AIM OF THE TASK
Copy out all the lines in the records that include the word "icon".

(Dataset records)
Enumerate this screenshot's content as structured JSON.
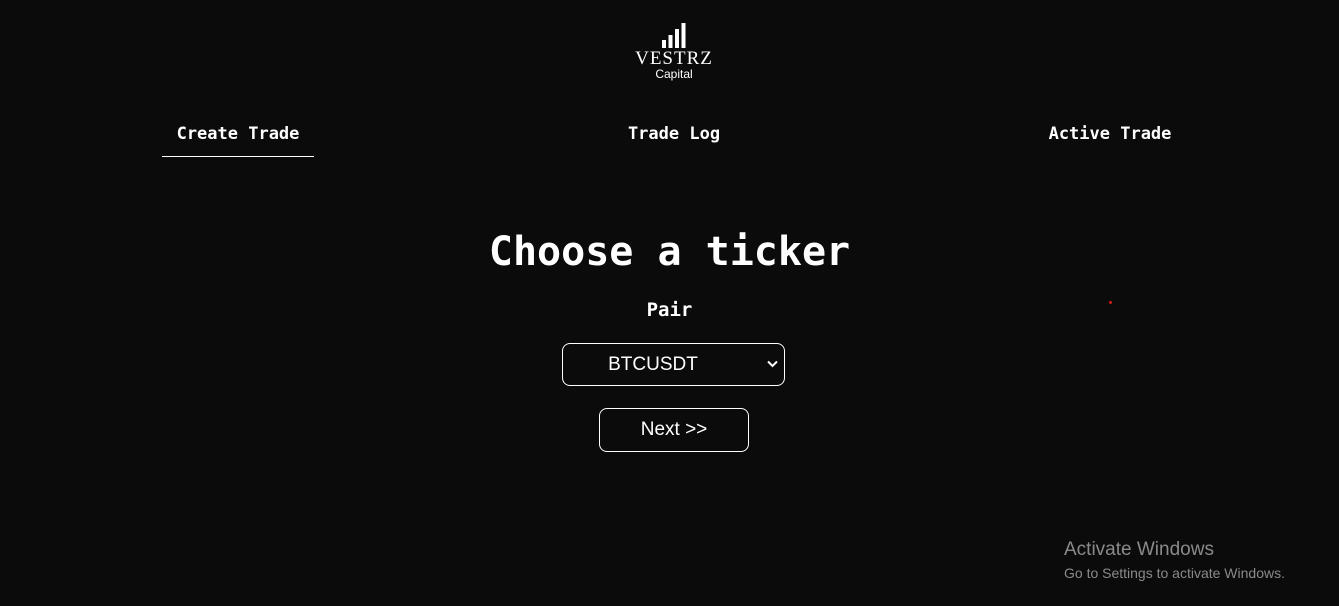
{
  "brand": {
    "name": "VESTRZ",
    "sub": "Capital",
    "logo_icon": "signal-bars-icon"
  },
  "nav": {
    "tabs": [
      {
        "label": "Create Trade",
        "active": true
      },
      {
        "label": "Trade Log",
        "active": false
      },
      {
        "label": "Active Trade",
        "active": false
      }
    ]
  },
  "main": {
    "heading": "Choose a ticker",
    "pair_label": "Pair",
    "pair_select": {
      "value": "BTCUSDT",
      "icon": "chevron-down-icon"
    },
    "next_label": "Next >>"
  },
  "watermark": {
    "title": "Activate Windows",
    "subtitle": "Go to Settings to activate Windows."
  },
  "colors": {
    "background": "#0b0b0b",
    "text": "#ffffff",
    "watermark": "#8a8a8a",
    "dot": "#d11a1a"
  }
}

...

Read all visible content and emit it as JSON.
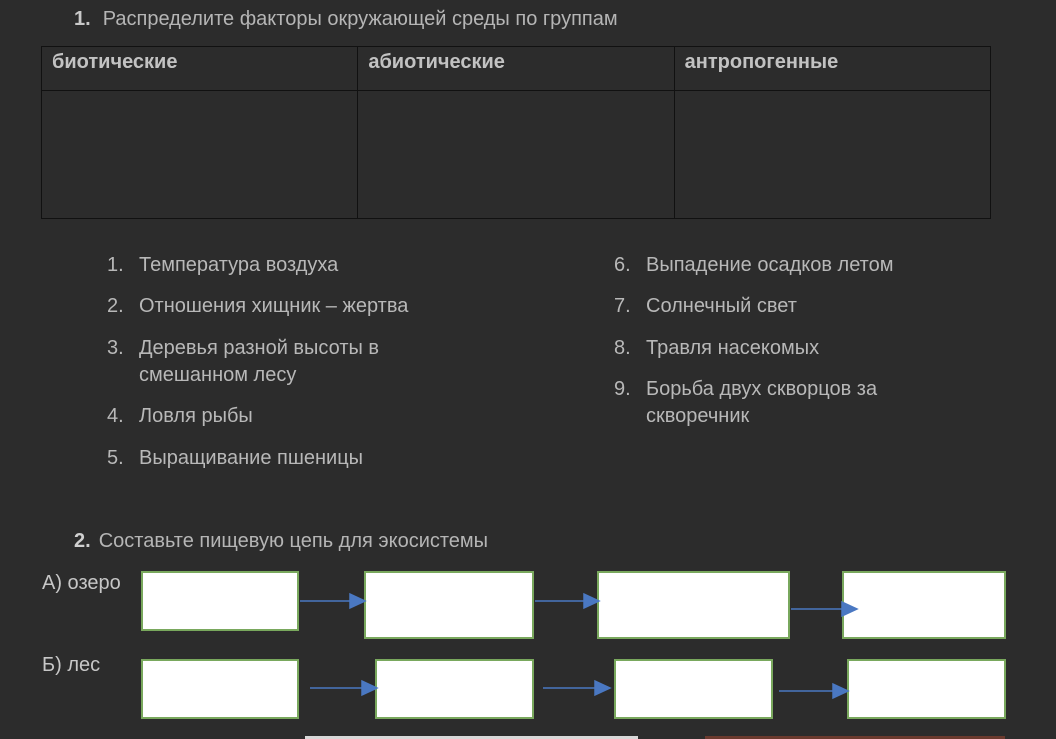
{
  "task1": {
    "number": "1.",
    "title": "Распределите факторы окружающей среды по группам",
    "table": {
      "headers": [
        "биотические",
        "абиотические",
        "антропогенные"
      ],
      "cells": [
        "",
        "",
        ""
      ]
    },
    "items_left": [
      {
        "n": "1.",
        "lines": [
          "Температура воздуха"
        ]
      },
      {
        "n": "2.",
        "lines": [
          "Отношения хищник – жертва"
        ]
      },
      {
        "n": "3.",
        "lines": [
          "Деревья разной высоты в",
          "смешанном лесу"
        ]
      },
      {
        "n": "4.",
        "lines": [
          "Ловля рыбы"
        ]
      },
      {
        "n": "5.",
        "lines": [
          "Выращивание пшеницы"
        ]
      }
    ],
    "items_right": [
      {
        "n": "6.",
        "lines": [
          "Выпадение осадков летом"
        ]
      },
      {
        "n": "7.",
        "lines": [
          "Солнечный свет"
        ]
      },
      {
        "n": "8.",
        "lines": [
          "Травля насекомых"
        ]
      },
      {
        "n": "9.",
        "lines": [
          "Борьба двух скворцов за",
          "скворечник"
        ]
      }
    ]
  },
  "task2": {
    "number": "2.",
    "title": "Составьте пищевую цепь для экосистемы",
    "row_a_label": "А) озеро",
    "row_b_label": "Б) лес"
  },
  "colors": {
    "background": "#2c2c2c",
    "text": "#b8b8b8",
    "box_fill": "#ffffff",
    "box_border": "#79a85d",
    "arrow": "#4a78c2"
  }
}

THE ANSWER
    "logo_icon": "signal-bars-icon"
      "icon": "chevron-down-icon"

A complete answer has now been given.